Written exercise -
In the entries below, count each line holding the word "jury". Answer with the total alone.

──────── Working data ────────

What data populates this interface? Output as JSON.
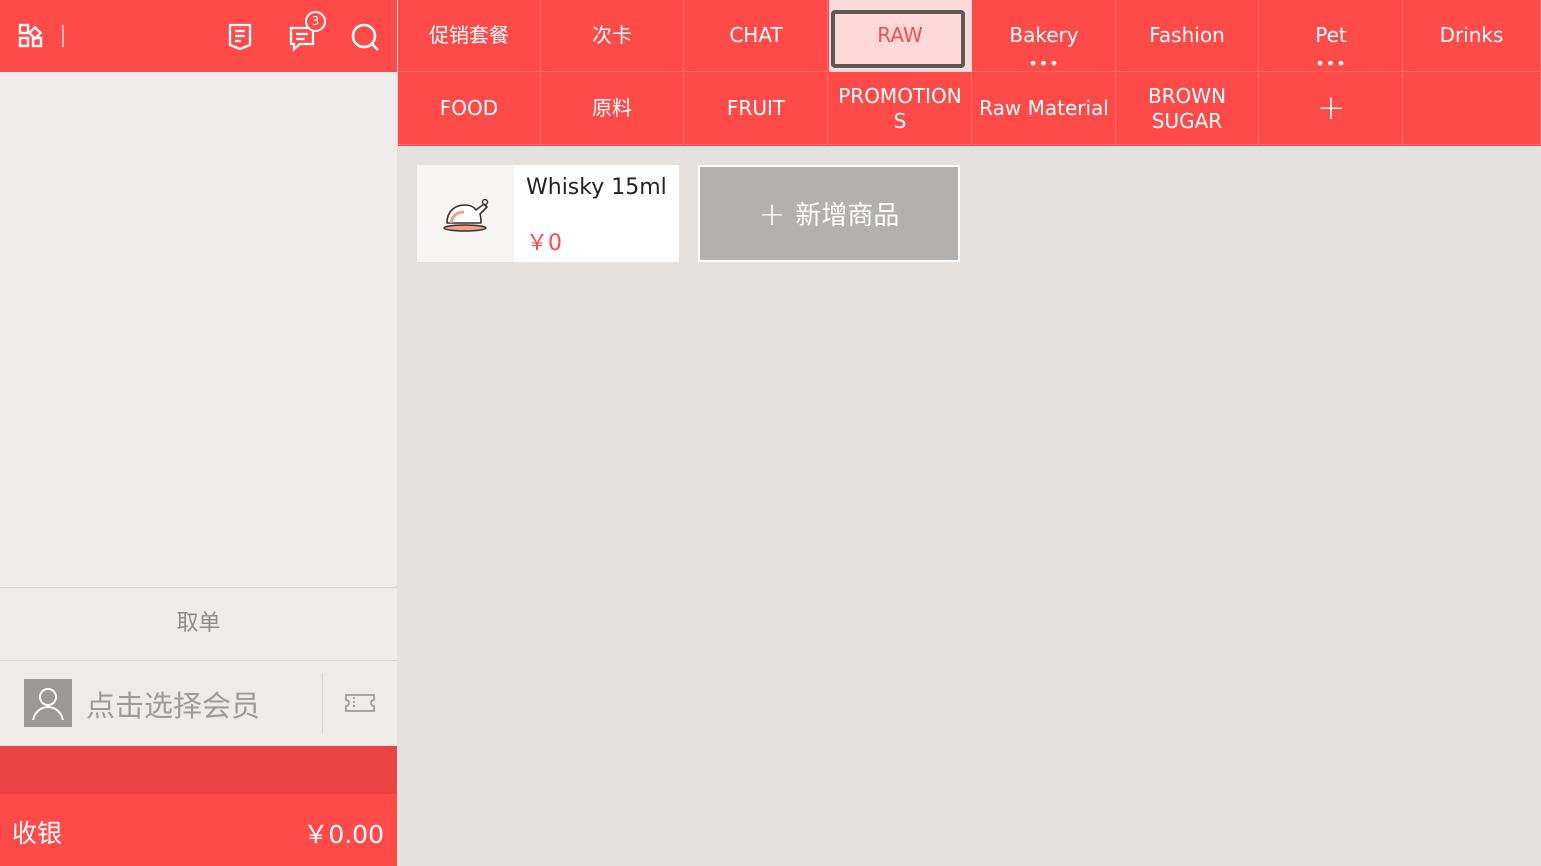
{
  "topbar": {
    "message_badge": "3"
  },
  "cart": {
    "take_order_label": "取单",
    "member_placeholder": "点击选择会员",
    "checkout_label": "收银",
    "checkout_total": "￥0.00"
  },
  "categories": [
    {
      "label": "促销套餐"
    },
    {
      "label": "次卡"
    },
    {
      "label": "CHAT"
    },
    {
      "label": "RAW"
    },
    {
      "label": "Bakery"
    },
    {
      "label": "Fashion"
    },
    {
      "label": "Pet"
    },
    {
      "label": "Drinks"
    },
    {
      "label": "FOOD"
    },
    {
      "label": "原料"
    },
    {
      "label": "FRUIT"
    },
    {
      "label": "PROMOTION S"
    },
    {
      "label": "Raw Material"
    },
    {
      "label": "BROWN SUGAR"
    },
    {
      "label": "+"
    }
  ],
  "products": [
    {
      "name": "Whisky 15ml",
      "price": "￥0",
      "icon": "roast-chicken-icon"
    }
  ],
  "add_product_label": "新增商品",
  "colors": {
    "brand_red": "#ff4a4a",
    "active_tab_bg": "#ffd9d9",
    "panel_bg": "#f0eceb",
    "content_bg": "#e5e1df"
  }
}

────────
──────── Working data ────────

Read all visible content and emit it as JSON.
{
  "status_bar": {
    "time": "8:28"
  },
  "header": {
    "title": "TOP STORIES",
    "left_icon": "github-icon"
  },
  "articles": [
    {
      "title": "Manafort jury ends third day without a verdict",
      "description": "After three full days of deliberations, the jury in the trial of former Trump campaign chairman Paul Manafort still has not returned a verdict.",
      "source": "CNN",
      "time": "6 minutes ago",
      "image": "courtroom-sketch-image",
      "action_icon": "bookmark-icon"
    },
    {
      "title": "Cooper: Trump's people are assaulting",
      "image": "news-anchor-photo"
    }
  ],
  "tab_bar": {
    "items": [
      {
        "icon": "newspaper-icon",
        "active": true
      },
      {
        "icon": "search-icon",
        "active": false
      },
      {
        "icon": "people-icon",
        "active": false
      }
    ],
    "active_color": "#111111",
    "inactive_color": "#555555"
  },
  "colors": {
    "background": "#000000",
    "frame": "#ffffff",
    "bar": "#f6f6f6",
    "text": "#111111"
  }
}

────────
──────── Working data ────────

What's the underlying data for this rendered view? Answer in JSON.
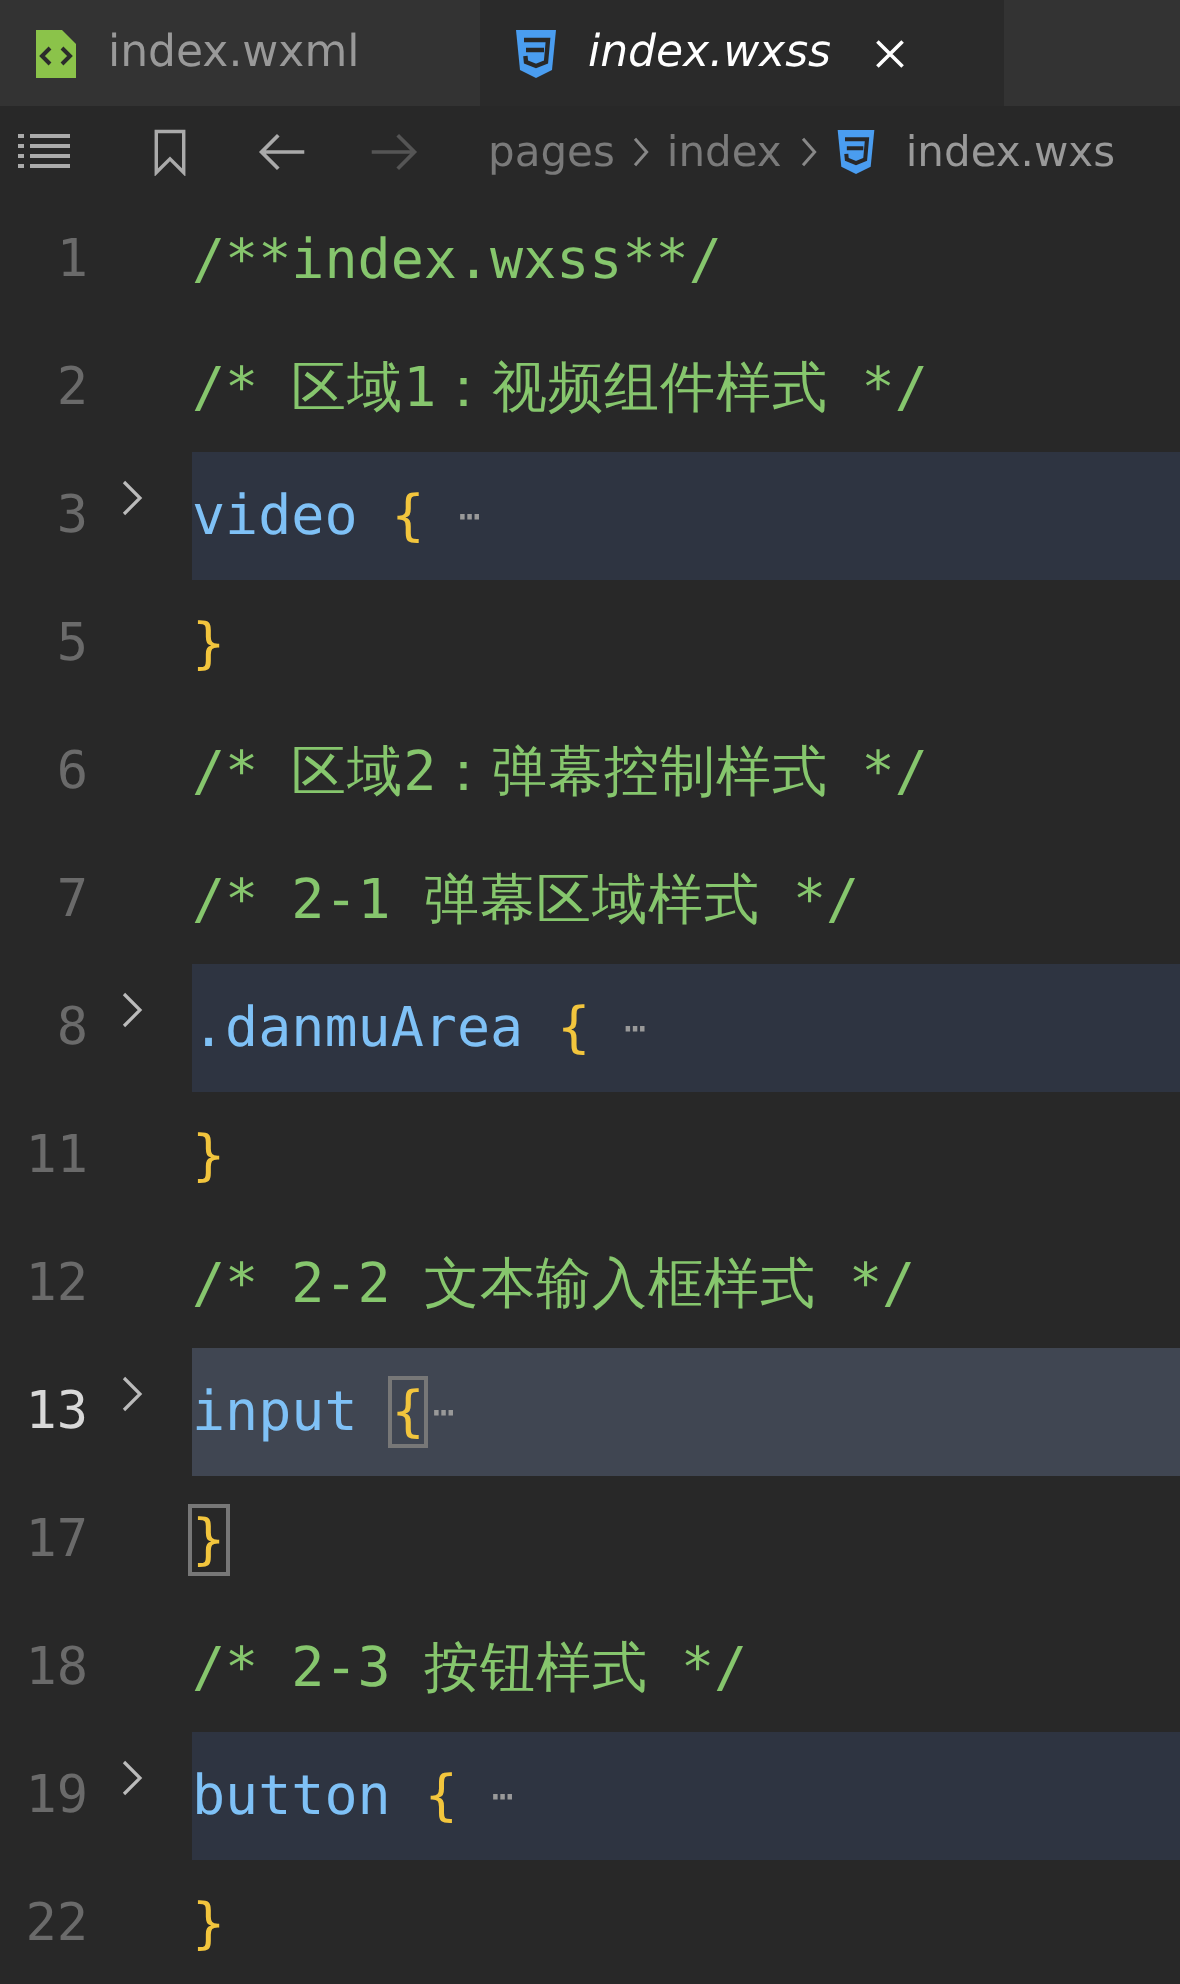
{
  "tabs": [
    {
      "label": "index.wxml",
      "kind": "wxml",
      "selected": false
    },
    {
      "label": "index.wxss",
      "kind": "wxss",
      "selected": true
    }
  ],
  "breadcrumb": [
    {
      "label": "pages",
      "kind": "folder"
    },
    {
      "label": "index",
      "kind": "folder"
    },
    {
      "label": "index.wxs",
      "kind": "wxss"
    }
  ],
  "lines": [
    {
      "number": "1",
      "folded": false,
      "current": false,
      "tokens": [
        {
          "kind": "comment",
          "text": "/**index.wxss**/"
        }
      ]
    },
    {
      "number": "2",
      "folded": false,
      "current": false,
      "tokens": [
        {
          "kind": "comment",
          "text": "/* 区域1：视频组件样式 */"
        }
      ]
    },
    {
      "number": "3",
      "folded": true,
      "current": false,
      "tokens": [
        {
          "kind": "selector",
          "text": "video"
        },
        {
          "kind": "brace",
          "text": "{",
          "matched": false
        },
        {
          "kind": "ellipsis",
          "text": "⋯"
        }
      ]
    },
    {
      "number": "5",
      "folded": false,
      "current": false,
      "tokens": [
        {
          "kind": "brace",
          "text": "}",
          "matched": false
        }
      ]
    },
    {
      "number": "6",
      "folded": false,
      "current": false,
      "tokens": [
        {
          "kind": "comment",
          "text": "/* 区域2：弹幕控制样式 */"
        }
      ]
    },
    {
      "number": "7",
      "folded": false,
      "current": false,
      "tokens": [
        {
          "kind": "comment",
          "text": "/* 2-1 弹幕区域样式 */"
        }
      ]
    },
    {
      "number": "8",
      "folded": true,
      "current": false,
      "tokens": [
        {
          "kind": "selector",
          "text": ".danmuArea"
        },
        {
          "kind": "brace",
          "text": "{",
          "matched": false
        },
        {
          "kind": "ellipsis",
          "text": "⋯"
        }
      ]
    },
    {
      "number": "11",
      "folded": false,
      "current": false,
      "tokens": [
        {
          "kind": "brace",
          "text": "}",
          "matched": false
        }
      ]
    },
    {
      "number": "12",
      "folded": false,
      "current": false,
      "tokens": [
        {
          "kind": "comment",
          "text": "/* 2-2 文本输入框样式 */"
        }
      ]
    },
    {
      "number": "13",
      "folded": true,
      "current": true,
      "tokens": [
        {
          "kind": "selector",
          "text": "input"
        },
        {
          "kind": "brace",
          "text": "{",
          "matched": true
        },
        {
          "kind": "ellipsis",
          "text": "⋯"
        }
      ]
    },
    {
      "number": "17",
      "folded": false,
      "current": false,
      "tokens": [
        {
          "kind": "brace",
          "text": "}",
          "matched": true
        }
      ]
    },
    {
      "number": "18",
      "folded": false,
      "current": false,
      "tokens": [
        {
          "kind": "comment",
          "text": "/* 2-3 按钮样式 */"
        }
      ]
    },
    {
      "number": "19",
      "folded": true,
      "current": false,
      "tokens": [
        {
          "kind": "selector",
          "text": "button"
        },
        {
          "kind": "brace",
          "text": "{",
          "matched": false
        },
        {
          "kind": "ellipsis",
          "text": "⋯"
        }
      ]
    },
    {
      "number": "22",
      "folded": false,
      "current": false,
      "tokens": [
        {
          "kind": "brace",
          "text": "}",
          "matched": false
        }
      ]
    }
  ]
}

────────

Written solution -
2